Copy each line below in which the string "location" occurs.
━━━
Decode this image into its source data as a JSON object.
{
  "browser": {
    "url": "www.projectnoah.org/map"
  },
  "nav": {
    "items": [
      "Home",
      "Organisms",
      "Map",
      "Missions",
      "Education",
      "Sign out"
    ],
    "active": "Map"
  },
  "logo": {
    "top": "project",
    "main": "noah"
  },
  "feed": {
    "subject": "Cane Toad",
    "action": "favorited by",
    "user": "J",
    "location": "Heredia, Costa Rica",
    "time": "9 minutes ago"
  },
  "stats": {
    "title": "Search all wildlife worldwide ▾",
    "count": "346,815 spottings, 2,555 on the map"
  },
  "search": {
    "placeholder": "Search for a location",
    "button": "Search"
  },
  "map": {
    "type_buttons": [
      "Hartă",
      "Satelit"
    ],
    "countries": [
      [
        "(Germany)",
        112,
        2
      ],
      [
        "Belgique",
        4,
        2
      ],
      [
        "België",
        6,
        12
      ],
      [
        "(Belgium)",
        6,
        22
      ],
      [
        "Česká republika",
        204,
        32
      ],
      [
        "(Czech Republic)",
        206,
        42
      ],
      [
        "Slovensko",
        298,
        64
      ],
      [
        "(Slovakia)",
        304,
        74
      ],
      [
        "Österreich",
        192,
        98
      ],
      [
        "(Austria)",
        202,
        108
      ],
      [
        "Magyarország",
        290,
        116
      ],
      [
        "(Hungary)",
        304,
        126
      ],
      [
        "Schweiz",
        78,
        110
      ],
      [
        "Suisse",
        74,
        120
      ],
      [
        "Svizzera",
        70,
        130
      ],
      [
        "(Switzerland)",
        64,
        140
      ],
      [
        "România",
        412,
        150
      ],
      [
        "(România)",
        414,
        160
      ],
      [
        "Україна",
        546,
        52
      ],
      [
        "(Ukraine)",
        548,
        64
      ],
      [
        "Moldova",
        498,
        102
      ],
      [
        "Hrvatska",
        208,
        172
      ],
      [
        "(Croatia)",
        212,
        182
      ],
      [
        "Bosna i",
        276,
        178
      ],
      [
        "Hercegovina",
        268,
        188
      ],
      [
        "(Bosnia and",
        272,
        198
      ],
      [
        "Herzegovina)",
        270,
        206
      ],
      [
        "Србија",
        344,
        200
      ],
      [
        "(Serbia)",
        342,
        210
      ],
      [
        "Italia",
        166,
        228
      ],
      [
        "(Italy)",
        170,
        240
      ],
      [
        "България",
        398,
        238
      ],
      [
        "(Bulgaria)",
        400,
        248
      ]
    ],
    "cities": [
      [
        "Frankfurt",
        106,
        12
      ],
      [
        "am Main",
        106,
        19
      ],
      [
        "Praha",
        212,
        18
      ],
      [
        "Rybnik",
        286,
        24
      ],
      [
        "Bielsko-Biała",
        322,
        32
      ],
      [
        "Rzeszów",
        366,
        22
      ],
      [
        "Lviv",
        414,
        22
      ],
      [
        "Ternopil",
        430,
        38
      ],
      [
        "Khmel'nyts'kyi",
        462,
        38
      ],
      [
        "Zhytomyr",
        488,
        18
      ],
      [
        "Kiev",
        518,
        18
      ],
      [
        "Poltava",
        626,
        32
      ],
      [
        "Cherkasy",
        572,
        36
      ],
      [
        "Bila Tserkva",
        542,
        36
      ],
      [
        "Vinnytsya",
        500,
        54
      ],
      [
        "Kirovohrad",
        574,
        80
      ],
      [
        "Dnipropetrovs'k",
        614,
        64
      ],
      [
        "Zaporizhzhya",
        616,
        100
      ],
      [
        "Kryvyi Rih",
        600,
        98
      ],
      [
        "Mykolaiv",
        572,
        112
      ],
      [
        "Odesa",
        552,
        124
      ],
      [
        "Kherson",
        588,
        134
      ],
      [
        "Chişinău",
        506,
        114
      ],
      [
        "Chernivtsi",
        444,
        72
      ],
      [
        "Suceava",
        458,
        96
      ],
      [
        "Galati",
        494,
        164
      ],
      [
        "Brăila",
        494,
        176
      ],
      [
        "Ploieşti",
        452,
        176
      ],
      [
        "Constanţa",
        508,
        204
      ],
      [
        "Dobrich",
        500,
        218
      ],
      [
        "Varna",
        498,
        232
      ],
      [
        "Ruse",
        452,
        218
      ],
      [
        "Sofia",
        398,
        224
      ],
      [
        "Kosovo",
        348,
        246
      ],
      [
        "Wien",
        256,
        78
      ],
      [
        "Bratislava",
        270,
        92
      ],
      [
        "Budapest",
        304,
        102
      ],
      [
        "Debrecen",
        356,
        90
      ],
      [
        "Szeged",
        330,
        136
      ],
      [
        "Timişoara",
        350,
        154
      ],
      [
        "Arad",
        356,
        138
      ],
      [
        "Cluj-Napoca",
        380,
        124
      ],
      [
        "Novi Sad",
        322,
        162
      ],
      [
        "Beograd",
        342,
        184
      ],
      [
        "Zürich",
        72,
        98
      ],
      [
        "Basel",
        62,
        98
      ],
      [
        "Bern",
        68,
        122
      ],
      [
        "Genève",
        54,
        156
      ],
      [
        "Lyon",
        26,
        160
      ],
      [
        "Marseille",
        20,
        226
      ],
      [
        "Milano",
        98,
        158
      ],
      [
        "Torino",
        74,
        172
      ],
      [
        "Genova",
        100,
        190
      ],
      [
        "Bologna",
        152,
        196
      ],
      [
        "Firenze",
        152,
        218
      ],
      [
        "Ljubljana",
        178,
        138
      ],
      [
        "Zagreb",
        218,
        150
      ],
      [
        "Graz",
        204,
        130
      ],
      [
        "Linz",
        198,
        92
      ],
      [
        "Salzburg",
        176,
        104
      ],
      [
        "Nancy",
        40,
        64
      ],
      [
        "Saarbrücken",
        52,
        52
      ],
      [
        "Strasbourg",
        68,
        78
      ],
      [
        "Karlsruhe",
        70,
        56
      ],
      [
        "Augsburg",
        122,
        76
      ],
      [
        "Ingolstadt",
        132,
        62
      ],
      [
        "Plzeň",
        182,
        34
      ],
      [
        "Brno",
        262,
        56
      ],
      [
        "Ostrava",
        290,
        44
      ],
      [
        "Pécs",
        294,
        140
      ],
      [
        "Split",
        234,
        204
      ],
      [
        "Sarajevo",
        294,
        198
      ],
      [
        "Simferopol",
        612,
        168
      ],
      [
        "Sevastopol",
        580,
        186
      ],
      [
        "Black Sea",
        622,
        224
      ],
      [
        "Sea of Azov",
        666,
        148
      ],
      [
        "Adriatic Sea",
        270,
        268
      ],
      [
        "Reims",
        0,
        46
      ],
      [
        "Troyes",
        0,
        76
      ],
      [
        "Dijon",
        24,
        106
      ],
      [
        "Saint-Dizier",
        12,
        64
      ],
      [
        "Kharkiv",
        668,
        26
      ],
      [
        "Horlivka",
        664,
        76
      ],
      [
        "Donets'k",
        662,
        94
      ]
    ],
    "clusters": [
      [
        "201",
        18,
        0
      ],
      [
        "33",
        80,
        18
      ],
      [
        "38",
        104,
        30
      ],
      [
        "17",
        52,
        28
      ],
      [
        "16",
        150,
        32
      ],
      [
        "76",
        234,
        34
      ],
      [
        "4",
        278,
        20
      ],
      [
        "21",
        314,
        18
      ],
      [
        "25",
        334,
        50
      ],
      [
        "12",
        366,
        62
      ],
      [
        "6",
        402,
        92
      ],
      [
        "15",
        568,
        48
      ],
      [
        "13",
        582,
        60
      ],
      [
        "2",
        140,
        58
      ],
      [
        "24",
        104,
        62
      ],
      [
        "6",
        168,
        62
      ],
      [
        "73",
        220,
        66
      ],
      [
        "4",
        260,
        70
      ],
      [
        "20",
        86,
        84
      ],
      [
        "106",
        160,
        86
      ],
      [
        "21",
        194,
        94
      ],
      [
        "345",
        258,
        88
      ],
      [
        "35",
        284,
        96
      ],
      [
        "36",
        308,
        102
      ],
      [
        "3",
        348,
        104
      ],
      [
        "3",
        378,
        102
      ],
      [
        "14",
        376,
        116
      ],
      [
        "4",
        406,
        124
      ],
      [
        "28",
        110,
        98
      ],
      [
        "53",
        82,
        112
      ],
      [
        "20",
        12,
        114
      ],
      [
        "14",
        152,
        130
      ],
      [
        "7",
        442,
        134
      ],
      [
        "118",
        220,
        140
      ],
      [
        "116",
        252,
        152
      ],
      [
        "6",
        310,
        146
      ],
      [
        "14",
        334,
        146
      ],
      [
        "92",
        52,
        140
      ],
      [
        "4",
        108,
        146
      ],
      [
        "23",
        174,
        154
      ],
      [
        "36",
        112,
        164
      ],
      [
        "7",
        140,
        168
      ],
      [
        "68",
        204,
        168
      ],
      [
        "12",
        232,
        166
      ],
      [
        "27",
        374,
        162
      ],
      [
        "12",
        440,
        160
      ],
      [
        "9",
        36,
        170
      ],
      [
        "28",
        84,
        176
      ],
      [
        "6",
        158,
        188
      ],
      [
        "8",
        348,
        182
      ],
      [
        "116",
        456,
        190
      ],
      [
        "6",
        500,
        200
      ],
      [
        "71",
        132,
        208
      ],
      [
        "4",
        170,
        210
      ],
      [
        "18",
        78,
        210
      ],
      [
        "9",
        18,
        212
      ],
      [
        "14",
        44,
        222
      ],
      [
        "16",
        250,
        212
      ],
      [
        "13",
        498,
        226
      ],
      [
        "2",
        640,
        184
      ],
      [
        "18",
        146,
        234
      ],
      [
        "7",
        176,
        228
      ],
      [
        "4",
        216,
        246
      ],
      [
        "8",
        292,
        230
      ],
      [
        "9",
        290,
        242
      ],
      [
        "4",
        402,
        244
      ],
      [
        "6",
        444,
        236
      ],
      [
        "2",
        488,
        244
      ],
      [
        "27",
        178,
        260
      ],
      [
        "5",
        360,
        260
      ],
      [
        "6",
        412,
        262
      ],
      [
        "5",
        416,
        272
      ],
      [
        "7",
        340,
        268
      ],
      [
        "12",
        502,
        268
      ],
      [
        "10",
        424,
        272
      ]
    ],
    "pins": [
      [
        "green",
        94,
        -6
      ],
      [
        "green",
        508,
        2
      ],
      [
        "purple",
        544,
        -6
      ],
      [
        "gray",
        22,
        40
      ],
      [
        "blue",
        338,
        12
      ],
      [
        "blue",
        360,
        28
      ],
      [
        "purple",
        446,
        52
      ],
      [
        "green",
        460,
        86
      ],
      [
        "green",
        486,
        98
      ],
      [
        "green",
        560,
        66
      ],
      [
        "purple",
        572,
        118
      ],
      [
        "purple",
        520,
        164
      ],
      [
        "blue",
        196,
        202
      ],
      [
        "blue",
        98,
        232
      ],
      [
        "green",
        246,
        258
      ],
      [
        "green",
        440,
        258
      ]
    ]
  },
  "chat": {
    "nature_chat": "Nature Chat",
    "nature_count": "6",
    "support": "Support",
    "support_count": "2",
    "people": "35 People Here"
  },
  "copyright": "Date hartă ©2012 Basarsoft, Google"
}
━━━
> **SOLVED PROBLEM**:
    "location": "Heredia, Costa Rica",
    "placeholder": "Search for a location",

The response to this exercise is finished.